Problem details
Pick out the lines below with "this" and list them.

===== Entries provided

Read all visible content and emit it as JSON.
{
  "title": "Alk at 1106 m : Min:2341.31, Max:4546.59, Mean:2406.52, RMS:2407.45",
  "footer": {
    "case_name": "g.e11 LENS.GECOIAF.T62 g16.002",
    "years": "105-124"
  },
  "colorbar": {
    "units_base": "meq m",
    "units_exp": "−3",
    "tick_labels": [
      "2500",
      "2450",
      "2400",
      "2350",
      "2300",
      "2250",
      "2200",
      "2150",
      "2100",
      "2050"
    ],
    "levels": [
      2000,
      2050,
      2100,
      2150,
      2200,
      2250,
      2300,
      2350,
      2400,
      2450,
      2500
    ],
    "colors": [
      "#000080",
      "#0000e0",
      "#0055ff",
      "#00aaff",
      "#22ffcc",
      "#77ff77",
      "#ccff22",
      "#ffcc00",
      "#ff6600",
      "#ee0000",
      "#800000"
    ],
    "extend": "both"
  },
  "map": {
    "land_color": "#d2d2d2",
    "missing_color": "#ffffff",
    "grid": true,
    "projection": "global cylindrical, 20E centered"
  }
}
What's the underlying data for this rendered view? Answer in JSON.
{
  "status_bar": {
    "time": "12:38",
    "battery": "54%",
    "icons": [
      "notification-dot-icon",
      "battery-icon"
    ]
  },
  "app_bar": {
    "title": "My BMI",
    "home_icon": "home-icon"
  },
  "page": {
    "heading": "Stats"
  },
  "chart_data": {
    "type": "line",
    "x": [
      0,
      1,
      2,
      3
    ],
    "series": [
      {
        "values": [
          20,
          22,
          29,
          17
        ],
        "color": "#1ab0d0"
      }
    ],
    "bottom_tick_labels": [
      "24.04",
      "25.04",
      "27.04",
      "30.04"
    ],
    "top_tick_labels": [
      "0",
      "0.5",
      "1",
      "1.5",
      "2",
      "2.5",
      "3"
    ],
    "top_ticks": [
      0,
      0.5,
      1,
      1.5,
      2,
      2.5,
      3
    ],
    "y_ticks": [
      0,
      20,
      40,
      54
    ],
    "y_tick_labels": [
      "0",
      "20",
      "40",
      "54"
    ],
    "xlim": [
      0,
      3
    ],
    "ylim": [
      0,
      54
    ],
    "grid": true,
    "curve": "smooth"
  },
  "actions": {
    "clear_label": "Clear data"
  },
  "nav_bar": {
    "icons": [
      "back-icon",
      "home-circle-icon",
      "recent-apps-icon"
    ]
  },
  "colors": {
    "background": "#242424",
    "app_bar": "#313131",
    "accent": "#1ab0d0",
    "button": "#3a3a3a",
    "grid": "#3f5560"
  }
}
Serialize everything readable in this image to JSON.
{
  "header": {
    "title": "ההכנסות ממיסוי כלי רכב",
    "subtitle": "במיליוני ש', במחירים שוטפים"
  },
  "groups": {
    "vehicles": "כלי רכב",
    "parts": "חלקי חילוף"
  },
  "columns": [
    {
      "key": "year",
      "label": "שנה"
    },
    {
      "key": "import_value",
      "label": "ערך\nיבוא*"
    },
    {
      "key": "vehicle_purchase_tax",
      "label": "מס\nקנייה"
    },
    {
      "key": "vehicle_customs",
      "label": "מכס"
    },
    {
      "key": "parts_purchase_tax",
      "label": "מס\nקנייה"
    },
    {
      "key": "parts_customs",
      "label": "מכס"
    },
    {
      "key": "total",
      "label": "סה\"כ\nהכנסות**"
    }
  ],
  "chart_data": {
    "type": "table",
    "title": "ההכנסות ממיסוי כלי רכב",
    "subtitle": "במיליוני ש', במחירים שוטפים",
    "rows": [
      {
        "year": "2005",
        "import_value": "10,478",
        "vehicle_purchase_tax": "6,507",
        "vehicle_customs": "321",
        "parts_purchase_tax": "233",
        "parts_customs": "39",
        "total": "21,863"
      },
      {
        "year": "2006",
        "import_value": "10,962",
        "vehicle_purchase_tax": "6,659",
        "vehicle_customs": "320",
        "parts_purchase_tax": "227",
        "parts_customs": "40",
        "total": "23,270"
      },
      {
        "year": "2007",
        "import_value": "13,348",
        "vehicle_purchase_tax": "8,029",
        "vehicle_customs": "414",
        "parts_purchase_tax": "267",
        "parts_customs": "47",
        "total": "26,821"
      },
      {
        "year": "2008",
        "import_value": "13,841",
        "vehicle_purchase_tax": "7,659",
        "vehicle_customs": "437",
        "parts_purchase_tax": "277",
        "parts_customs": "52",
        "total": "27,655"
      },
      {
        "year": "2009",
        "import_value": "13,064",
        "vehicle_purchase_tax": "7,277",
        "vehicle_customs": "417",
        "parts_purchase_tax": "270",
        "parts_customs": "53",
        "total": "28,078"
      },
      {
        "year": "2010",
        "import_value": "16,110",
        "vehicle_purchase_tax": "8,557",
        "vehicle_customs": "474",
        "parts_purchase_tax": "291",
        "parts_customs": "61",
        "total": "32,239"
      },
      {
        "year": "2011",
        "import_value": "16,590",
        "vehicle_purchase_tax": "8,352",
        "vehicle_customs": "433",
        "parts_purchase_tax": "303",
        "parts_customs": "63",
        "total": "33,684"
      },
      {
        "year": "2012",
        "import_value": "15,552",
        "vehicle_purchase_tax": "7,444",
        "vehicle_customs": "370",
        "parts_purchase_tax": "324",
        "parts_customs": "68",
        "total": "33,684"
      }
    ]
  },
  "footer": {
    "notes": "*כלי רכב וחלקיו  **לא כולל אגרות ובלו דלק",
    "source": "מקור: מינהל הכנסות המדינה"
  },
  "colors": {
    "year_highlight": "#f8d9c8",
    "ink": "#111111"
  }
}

==========

Full solution
What's the underlying data for this rendered view? Answer in JSON.
Serialize everything readable in this image to JSON.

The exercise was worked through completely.